Source data
___
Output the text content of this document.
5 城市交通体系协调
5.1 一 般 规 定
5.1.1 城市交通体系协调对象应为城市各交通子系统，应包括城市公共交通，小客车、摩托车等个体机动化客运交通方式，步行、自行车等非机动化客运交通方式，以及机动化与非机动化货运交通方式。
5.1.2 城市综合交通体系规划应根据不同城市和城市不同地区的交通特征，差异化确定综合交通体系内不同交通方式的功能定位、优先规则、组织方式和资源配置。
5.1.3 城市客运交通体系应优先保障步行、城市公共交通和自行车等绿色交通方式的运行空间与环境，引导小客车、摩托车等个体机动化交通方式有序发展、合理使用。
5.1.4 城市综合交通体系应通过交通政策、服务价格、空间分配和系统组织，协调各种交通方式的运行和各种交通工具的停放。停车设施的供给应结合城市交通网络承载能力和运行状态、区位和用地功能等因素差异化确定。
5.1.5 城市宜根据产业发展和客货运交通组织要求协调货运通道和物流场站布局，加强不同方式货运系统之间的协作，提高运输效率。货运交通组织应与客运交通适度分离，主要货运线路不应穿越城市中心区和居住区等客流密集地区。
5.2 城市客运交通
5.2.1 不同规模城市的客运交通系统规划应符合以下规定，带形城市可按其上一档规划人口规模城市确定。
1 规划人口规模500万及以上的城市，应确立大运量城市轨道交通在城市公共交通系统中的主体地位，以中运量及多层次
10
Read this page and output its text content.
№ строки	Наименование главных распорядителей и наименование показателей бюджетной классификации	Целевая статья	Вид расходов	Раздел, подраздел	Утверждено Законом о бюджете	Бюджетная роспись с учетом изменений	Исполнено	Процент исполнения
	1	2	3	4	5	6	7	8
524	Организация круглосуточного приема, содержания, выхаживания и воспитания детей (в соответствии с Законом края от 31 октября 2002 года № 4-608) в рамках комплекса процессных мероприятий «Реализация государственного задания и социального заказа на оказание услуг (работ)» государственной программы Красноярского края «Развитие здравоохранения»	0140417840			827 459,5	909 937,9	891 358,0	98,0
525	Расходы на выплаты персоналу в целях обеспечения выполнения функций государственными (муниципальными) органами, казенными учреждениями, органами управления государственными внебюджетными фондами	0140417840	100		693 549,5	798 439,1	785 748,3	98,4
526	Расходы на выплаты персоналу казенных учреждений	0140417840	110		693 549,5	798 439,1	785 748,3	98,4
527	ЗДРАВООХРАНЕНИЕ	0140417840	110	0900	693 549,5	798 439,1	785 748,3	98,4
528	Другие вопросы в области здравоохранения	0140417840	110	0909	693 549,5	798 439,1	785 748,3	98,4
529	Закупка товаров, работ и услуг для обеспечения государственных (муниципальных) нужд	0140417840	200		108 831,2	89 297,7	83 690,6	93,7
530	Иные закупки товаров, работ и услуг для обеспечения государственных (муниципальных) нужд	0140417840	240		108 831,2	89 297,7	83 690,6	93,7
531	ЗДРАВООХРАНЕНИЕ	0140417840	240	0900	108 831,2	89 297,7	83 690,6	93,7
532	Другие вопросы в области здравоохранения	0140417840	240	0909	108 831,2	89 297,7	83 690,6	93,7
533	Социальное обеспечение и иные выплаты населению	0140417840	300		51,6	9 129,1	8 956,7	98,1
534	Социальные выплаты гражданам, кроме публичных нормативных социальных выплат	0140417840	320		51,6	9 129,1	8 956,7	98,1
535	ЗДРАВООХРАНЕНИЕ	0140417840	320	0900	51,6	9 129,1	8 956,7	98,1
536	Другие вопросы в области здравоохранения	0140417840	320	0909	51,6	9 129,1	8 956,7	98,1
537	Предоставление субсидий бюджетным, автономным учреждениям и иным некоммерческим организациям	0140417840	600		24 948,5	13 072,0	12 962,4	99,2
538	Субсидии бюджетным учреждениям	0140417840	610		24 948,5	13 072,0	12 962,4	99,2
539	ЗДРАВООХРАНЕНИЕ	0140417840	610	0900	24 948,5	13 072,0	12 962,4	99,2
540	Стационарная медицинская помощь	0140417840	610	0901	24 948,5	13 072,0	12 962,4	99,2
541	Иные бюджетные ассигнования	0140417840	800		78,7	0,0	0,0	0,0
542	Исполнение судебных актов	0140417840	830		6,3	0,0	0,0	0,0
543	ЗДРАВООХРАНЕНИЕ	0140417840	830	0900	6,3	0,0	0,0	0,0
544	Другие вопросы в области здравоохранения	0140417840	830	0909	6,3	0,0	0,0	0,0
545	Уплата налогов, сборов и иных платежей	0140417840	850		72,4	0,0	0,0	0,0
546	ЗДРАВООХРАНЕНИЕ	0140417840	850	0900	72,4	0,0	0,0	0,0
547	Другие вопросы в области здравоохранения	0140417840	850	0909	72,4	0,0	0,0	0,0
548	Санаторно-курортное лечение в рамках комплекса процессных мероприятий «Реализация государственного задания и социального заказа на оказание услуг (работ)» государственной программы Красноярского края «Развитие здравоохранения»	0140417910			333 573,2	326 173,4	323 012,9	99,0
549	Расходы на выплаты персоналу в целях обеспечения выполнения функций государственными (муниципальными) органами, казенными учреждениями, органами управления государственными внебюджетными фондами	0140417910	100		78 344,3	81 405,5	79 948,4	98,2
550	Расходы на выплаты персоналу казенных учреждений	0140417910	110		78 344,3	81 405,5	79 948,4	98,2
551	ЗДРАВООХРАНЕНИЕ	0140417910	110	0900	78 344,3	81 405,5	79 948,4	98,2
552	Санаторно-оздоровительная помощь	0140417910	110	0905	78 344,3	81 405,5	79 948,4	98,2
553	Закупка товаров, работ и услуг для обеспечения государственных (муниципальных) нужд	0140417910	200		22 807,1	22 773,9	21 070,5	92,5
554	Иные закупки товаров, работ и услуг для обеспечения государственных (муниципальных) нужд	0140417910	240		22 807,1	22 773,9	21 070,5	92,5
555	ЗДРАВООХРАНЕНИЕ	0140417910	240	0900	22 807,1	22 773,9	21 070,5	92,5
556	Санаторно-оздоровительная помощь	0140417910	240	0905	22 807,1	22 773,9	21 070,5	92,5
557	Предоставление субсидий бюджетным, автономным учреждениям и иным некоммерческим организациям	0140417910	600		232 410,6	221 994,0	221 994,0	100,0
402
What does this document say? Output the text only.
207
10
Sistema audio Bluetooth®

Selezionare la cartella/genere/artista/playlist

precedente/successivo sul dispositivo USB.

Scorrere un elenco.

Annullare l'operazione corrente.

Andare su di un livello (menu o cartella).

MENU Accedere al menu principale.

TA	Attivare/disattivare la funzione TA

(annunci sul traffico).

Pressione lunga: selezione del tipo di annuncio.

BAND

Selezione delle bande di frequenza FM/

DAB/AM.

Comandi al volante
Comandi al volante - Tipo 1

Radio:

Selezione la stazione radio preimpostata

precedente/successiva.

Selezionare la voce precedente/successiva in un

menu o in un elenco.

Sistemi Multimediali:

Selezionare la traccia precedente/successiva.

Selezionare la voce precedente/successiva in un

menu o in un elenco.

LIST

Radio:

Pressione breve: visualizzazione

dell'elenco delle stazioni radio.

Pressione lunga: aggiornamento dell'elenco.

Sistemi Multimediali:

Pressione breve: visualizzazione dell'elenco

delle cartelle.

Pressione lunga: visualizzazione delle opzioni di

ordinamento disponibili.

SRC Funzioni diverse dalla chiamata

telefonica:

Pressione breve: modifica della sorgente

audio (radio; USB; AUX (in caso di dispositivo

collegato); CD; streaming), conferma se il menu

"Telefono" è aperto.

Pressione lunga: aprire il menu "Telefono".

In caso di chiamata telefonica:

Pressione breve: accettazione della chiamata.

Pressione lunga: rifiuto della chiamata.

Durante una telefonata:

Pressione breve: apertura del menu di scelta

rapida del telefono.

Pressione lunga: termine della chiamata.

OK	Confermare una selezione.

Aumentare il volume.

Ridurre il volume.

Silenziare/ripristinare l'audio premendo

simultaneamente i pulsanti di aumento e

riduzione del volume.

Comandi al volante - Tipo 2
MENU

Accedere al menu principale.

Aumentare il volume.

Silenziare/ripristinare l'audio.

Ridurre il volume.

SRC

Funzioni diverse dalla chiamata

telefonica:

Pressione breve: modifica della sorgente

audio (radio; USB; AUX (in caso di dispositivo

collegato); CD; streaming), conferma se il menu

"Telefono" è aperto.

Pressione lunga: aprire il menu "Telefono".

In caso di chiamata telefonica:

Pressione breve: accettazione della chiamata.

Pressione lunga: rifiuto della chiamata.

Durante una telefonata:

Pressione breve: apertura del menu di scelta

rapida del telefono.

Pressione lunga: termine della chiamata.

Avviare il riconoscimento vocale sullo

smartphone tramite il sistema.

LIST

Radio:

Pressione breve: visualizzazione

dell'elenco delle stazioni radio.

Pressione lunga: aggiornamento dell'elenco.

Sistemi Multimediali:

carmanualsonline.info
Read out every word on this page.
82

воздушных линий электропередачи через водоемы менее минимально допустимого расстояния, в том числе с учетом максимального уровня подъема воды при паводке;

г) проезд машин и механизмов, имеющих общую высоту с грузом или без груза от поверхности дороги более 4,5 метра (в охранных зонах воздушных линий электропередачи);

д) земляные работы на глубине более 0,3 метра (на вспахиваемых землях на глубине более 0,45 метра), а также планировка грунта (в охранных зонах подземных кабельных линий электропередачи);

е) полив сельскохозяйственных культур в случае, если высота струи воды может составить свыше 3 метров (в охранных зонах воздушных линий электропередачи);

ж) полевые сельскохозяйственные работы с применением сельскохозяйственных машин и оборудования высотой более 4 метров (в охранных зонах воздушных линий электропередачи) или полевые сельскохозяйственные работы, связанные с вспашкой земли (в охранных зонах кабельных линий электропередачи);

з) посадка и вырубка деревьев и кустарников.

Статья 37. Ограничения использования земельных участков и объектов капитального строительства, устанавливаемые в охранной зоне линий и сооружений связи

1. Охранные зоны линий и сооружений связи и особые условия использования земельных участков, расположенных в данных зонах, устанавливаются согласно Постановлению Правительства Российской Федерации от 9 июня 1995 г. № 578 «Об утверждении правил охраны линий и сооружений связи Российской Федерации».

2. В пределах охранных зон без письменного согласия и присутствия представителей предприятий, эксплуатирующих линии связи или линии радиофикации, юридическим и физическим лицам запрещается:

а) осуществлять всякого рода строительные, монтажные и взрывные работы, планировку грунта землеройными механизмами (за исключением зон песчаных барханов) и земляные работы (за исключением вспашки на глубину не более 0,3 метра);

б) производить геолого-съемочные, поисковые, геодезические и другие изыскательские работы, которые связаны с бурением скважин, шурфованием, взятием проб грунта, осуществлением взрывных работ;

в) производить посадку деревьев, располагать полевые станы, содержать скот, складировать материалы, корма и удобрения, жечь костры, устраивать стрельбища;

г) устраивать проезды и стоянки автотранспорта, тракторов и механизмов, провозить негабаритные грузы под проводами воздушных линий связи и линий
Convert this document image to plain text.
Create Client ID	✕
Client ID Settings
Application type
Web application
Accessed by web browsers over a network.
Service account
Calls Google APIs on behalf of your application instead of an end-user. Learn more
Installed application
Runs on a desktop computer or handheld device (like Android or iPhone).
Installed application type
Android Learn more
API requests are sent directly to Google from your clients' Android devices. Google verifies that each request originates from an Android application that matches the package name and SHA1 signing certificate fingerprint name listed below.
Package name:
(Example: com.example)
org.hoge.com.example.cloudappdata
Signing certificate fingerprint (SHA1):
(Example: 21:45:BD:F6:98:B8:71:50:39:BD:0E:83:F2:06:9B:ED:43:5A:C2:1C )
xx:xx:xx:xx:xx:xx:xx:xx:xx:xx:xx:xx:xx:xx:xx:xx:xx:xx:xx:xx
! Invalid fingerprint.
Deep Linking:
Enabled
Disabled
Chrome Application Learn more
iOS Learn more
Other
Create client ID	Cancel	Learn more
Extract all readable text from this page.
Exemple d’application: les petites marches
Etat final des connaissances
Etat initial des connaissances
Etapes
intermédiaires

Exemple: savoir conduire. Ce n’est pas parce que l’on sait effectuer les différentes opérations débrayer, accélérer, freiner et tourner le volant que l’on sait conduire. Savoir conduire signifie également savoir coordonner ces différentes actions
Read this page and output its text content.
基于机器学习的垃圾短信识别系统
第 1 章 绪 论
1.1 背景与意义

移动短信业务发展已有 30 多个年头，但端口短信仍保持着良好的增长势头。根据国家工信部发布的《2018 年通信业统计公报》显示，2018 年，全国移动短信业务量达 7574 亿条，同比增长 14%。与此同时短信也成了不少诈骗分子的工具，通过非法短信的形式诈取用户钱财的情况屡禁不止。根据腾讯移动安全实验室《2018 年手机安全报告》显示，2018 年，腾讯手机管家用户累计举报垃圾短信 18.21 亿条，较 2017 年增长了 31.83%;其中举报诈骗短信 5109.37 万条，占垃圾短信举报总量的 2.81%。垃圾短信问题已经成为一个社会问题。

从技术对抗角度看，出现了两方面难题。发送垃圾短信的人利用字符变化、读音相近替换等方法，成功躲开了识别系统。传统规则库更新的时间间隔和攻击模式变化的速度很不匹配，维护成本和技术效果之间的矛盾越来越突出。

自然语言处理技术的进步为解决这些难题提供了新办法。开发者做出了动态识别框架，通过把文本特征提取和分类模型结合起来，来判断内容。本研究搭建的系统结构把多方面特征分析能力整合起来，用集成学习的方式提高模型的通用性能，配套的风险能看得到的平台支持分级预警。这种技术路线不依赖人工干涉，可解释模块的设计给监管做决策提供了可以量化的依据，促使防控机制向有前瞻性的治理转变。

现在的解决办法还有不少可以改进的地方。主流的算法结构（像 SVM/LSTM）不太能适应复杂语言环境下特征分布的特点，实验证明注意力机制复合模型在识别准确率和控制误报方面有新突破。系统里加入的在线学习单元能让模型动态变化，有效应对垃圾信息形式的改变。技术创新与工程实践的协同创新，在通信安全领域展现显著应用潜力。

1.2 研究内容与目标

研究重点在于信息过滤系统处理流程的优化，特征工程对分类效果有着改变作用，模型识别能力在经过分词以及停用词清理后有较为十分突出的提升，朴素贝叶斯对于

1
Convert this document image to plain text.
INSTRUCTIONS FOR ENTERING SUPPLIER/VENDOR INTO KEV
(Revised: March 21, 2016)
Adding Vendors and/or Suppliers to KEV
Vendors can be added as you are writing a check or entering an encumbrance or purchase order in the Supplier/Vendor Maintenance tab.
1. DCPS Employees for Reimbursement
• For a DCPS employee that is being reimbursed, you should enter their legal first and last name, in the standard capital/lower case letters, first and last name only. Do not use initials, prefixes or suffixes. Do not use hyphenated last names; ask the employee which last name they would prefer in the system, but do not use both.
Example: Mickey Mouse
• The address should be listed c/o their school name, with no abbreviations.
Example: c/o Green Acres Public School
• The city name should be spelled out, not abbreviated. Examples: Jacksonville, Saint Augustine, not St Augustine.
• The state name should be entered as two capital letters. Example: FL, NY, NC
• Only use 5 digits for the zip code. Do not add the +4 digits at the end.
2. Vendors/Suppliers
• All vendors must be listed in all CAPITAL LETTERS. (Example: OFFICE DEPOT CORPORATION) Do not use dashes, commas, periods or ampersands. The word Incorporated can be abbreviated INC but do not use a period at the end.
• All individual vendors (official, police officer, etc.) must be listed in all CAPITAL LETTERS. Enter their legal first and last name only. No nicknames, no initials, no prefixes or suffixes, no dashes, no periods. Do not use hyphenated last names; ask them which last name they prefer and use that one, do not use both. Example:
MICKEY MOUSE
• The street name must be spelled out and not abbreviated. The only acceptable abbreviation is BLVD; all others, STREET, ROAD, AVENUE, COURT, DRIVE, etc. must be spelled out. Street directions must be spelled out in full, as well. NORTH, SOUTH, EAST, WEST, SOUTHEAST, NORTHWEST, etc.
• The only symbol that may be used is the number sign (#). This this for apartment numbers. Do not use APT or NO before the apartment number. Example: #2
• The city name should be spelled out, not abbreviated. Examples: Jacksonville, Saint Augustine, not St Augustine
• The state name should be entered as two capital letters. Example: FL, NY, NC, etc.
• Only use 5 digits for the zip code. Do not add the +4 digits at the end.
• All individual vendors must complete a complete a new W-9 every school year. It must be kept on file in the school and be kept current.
___
§ **STATED GOAL**:
Return each full line of the entries that contains the word "Etat".

§ **TASK ANSWER**:
Etat final des connaissances
Etat initial des connaissances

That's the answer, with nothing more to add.